• Task
Scan the following material for the string "나타나는" and copy each line in which it appears.

Data excerpts
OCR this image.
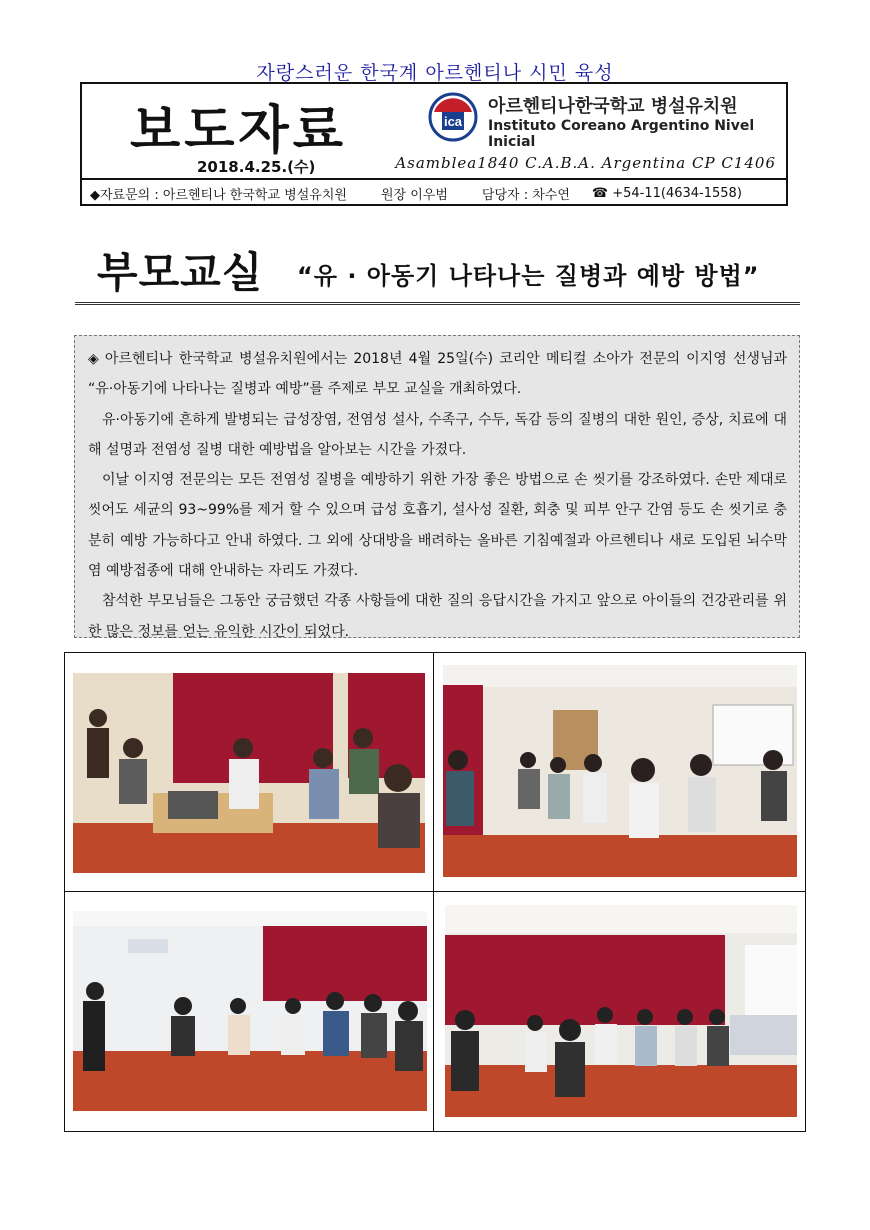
자랑스러운 한국계 아르헨티나 시민 육성
보도자료
2018.4.25.(수)
ica
아르헨티나한국학교 병설유치원
Instituto Coreano Argentino Nivel Inicial
Asamblea1840 C.A.B.A. Argentina CP C1406
◆자료문의 : 아르헨티나 한국학교 병설유치원	원장 이우범	담당자 : 차수연 ☎ +54-11(4634-1558)
부모교실 “유 · 아동기 나타나는 질병과 예방 방법”

◈ 아르헨티나 한국학교 병설유치원에서는 2018년 4월 25일(수) 코리안 메티컬 소아가 전문의 이지영 선생님과 “유·아동기에 나타나는 질병과 예방”를 주제로 부모 교실을 개최하였다.

유·아동기에 흔하게 발병되는 급성장염, 전염성 설사, 수족구, 수두, 독감 등의 질병의 대한 원인, 증상, 치료에 대해 설명과 전염성 질병 대한 예방법을 알아보는 시간을 가졌다.

이날 이지영 전문의는 모든 전염성 질병을 예방하기 위한 가장 좋은 방법으로 손 씻기를 강조하였다. 손만 제대로 씻어도 세균의 93~99%를 제거 할 수 있으며 급성 호흡기, 설사성 질환, 회충 및 피부 안구 간염 등도 손 씻기로 충분히 예방 가능하다고 안내 하였다. 그 외에 상대방을 배려하는 올바른 기침예절과 아르헨티나 새로 도입된 뇌수막염 예방접종에 대해 안내하는 자리도 가졌다.

참석한 부모님들은 그동안 궁금했던 각종 사항들에 대한 질의 응답시간을 가지고 앞으로 아이들의 건강관리를 위한 많은 정보를 얻는 유익한 시간이 되었다.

• Finished answer
부모교실 “유 · 아동기 나타나는 질병과 예방 방법”
◈ 아르헨티나 한국학교 병설유치원에서는 2018년 4월 25일(수) 코리안 메티컬 소아가 전문의 이지영 선생님과 “유·아동기에 나타나는 질병과 예방”를 주제로 부모 교실을 개최하였다.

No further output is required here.